**GOAL**
Change each "icon" to "symbol" in the rows from the first one down to the row with "- funding-en: Funding: Independent", keeping everything else the same. Return only those rows.
####################
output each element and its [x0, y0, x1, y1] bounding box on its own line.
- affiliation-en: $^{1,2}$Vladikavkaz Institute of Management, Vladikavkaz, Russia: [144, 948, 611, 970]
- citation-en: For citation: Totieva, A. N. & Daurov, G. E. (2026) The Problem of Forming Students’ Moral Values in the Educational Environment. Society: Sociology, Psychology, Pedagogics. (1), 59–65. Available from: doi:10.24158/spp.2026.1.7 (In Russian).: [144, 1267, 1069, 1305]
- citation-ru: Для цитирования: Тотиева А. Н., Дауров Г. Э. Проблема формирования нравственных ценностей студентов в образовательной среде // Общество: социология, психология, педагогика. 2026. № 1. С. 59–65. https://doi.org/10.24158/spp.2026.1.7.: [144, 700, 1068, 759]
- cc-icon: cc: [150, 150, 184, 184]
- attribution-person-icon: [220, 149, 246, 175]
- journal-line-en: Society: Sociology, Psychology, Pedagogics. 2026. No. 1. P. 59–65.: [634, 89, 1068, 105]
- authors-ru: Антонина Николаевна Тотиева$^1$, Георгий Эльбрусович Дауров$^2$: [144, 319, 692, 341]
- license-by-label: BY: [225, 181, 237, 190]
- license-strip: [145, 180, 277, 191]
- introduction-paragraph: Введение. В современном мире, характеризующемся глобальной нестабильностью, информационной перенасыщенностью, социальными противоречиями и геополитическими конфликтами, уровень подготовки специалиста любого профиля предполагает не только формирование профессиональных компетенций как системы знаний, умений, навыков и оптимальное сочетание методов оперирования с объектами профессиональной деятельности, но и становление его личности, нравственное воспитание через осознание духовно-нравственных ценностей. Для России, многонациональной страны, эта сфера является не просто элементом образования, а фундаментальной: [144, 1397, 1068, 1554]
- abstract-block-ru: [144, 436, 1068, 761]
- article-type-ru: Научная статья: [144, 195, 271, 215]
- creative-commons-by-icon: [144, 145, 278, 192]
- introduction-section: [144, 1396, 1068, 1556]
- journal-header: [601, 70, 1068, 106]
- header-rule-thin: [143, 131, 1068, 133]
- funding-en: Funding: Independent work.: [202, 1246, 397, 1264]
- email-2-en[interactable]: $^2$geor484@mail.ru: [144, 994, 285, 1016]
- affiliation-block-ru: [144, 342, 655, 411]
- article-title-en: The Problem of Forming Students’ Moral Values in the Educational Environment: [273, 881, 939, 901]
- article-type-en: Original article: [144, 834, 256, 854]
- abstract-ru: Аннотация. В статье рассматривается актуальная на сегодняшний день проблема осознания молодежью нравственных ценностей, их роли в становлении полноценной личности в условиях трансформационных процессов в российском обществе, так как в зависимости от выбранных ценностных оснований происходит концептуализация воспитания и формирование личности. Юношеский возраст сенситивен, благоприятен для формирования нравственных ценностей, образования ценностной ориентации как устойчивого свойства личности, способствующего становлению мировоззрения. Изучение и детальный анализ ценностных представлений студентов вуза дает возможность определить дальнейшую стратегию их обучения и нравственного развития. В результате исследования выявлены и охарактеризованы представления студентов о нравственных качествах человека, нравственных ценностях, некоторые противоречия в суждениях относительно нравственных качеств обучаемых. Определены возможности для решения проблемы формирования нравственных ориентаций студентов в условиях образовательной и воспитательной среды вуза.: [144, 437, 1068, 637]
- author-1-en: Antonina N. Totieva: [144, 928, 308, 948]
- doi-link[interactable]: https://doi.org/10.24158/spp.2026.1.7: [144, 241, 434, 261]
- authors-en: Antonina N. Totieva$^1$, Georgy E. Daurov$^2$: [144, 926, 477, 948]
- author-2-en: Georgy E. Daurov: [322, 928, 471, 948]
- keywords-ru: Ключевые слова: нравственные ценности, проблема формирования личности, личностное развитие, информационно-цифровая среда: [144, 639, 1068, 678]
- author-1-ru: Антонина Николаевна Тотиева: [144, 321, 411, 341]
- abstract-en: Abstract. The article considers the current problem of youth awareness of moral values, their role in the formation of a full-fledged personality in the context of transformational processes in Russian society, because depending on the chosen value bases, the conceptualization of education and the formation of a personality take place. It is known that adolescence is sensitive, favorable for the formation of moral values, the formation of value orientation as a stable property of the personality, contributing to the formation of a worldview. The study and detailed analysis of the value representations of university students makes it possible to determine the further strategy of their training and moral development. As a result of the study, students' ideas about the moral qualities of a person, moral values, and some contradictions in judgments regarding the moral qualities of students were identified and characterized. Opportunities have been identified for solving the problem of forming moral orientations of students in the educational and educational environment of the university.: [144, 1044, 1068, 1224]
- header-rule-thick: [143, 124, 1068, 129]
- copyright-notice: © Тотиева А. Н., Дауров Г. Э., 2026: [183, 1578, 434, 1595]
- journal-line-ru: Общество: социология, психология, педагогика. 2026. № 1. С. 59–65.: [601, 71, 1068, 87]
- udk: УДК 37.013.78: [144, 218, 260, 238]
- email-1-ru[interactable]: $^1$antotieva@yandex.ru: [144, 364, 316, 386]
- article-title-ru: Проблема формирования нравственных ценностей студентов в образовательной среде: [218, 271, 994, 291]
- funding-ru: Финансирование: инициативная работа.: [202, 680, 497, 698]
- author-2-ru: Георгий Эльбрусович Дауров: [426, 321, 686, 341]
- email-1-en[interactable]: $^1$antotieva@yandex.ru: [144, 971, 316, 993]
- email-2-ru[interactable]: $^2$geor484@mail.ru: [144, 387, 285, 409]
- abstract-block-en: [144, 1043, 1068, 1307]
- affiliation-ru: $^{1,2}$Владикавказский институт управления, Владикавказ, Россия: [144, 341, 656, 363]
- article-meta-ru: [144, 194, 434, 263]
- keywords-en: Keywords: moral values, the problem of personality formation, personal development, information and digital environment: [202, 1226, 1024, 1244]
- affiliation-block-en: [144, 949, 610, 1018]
####################
**REPLY**
output each element and its [x0, y0, x1, y1] bounding box on its own line.
- affiliation-en: $^{1,2}$Vladikavkaz Institute of Management, Vladikavkaz, Russia: [144, 948, 611, 970]
- citation-en: For citation: Totieva, A. N. & Daurov, G. E. (2026) The Problem of Forming Students’ Moral Values in the Educational Environment. Society: Sociology, Psychology, Pedagogics. (1), 59–65. Available from: doi:10.24158/spp.2026.1.7 (In Russian).: [144, 1267, 1069, 1305]
- citation-ru: Для цитирования: Тотиева А. Н., Дауров Г. Э. Проблема формирования нравственных ценностей студентов в образовательной среде // Общество: социология, психология, педагогика. 2026. № 1. С. 59–65. https://doi.org/10.24158/spp.2026.1.7.: [144, 700, 1068, 759]
- cc-symbol: cc: [150, 150, 184, 184]
- attribution-person-symbol: [220, 149, 246, 175]
- journal-line-en: Society: Sociology, Psychology, Pedagogics. 2026. No. 1. P. 59–65.: [634, 89, 1068, 105]
- authors-ru: Антонина Николаевна Тотиева$^1$, Георгий Эльбрусович Дауров$^2$: [144, 319, 692, 341]
- license-by-label: BY: [225, 181, 237, 190]
- license-strip: [145, 180, 277, 191]
- introduction-paragraph: Введение. В современном мире, характеризующемся глобальной нестабильностью, информационной перенасыщенностью, социальными противоречиями и геополитическими конфликтами, уровень подготовки специалиста любого профиля предполагает не только формирование профессиональных компетенций как системы знаний, умений, навыков и оптимальное сочетание методов оперирования с объектами профессиональной деятельности, но и становление его личности, нравственное воспитание через осознание духовно-нравственных ценностей. Для России, многонациональной страны, эта сфера является не просто элементом образования, а фундаментальной: [144, 1397, 1068, 1554]
- abstract-block-ru: [144, 436, 1068, 761]
- article-type-ru: Научная статья: [144, 195, 271, 215]
- creative-commons-by-symbol: [144, 145, 278, 192]
- introduction-section: [144, 1396, 1068, 1556]
- journal-header: [601, 70, 1068, 106]
- header-rule-thin: [143, 131, 1068, 133]
- funding-en: Funding: Independent work.: [202, 1246, 397, 1264]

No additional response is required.